RECORDS FOR THIS EXERCISE:
+++
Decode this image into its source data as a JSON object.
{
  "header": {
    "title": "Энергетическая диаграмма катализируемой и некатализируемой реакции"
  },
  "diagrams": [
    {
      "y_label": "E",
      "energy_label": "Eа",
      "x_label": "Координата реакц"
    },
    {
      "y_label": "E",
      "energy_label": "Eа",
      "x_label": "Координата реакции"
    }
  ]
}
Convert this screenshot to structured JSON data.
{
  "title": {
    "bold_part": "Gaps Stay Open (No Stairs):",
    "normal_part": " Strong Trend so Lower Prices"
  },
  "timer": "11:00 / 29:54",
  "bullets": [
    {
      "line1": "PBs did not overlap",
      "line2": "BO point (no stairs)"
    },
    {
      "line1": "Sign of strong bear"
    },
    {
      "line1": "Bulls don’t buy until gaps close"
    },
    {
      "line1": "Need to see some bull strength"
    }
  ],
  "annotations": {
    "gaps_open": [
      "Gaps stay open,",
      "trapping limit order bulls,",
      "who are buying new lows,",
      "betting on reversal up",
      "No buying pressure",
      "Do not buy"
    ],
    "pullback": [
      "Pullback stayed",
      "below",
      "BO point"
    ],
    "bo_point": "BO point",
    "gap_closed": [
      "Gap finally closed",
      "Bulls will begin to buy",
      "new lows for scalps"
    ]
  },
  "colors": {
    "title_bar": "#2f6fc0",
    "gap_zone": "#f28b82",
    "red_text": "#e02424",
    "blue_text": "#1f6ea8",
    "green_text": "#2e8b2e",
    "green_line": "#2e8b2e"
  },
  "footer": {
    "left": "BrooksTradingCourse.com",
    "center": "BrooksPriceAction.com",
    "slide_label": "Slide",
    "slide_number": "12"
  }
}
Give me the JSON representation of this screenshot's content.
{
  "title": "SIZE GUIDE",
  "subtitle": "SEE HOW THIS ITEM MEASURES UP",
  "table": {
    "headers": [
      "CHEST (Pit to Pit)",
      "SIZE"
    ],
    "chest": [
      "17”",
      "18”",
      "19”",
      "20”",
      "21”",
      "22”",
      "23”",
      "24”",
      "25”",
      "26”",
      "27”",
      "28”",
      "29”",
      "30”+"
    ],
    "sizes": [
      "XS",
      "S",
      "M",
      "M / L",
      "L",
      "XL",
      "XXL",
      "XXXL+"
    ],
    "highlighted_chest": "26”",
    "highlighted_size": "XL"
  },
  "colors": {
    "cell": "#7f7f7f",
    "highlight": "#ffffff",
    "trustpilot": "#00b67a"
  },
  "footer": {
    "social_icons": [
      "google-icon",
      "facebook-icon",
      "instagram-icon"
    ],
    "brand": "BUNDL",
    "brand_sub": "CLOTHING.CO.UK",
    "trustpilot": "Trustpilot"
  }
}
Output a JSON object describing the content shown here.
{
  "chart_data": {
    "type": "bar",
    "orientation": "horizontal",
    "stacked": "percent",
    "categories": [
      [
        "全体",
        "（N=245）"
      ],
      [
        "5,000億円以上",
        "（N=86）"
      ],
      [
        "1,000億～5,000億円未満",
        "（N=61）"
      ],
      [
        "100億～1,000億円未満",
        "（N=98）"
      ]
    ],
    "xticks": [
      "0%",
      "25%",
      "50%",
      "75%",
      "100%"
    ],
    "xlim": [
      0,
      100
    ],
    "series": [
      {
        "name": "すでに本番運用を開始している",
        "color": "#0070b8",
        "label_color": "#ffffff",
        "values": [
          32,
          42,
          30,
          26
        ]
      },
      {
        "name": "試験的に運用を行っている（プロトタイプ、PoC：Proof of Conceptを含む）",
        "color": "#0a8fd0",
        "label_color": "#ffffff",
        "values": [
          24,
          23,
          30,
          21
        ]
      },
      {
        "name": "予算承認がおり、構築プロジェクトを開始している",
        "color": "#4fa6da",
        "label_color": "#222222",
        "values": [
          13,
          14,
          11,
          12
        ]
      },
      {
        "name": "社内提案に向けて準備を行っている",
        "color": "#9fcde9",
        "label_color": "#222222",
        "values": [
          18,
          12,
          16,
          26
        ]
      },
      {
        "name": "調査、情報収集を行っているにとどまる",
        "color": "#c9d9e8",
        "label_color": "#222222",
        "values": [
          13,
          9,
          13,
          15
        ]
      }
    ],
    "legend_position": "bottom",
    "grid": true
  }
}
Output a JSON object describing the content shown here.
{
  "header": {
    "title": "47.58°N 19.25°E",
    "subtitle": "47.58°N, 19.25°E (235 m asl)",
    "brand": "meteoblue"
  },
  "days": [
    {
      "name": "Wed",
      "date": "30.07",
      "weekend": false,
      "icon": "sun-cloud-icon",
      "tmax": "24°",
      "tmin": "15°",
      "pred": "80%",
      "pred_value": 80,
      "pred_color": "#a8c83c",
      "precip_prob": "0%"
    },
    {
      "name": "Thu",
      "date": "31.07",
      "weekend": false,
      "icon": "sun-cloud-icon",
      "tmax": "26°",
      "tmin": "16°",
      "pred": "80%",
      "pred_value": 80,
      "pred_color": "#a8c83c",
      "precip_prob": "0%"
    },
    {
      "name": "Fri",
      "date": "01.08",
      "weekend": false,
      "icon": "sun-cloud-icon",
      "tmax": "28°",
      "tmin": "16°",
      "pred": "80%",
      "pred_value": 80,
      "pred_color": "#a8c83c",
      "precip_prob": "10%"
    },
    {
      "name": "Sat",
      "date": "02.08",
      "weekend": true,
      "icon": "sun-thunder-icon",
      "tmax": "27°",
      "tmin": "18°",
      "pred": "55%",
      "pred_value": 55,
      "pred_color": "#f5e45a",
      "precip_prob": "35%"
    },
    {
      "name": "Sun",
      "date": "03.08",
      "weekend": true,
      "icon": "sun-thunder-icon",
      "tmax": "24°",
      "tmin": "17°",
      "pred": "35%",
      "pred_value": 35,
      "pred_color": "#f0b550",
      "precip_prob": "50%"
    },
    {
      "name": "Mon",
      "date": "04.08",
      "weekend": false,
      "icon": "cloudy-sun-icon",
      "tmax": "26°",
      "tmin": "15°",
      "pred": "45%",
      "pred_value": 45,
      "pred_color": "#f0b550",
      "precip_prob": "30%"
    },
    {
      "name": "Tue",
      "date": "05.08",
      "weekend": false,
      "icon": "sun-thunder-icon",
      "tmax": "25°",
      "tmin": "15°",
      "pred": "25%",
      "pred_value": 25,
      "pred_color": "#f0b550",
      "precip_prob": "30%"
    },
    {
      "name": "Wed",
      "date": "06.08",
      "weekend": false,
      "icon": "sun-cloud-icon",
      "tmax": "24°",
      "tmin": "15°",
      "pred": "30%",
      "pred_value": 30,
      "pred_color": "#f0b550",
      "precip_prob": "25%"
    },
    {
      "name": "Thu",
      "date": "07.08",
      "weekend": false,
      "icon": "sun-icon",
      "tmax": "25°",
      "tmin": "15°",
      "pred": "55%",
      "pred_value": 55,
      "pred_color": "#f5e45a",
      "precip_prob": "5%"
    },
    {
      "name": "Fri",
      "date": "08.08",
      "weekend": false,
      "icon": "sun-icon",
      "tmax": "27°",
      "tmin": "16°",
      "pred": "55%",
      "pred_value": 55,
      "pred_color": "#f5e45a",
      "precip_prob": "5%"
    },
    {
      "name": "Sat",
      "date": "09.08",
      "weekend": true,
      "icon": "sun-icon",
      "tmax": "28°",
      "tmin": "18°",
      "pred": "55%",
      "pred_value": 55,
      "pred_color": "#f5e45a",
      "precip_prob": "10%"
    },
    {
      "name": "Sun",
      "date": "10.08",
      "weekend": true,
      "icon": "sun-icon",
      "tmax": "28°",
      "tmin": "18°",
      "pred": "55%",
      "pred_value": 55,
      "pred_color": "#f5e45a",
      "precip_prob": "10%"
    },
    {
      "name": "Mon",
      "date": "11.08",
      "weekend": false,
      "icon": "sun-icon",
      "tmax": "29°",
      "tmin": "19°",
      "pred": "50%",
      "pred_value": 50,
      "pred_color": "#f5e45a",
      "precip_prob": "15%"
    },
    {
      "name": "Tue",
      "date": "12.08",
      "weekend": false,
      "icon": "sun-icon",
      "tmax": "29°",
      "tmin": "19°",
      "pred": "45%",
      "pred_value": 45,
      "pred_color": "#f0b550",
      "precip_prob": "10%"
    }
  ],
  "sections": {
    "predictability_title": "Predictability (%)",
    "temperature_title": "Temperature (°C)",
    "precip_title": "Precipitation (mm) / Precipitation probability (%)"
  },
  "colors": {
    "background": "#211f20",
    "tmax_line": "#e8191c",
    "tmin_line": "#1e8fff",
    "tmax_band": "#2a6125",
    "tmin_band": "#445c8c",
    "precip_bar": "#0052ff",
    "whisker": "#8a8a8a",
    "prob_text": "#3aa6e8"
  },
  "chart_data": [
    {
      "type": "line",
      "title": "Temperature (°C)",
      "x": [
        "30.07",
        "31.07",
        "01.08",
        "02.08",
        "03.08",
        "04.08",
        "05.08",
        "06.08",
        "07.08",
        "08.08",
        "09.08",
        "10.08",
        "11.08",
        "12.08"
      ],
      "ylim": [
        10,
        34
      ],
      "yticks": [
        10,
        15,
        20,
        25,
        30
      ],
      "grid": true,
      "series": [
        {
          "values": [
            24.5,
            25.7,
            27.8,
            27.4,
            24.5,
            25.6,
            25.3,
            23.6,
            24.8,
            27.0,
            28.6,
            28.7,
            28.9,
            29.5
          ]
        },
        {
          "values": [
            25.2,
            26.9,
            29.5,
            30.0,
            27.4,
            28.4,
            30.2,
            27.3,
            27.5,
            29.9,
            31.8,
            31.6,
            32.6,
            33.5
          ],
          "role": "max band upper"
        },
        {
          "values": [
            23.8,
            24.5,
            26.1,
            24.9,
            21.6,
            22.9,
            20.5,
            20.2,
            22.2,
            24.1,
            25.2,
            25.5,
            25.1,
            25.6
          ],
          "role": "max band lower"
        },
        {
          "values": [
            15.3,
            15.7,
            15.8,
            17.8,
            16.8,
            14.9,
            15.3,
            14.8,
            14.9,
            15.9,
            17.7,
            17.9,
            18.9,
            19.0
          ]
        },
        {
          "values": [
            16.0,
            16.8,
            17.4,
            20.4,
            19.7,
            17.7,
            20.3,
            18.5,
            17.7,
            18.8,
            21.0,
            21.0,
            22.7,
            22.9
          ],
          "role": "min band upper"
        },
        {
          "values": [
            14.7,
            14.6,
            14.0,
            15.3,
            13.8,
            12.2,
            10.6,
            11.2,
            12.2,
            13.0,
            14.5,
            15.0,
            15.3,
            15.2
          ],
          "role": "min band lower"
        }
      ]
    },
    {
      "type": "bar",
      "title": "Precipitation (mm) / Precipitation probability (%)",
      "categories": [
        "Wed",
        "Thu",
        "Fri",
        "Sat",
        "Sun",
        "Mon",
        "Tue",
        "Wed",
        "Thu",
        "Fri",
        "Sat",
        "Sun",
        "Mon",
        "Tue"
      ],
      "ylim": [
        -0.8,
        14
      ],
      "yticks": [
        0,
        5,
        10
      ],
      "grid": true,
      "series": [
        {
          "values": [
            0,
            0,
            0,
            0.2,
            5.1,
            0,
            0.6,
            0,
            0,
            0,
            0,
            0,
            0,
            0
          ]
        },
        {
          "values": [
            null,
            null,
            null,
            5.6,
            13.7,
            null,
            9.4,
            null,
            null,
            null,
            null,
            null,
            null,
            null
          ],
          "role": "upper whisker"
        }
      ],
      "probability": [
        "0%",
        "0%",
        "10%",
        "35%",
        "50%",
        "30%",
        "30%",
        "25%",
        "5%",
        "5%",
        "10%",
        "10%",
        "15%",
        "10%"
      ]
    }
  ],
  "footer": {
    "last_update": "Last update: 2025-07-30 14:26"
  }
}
+++
EXERCISE TASK: Collect every line above that contains the word "lows".

EXERCISE SOLUTION:
      "who are buying new lows,",
      "new lows for scalps"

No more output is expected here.